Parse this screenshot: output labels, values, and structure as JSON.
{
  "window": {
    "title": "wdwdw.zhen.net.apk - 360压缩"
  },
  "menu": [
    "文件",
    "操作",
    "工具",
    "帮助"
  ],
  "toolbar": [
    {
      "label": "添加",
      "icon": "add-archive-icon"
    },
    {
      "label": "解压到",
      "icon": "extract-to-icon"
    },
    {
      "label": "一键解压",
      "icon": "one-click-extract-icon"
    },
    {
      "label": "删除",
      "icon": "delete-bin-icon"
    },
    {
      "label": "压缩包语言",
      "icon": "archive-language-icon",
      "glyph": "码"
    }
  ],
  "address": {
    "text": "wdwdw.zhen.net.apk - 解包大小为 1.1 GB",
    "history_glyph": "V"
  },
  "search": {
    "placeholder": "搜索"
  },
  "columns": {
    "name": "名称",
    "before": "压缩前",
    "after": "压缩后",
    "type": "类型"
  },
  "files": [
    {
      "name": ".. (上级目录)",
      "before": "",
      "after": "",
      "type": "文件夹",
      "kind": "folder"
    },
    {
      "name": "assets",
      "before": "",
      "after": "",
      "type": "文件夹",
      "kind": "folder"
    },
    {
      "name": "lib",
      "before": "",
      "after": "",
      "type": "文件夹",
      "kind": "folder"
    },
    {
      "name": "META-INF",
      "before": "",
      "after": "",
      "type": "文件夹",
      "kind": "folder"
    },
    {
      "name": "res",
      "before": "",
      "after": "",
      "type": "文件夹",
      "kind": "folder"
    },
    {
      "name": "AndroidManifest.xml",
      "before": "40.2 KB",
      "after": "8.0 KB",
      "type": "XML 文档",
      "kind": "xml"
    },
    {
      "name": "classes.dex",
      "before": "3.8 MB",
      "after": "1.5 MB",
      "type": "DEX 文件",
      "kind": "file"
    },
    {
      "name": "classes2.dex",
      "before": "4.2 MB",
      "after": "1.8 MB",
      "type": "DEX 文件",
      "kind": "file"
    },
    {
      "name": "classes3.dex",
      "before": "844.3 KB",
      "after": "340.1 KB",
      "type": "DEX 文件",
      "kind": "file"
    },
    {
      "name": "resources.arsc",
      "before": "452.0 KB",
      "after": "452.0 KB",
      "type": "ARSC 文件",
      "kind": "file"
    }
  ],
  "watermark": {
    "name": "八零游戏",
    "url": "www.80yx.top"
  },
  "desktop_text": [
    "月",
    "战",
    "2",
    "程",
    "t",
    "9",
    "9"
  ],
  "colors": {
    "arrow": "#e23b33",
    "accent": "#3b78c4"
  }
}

────────────────────

Indicate how many lines of the material contain the string "archive", giving the number and nothing more.

- Exercise solution
2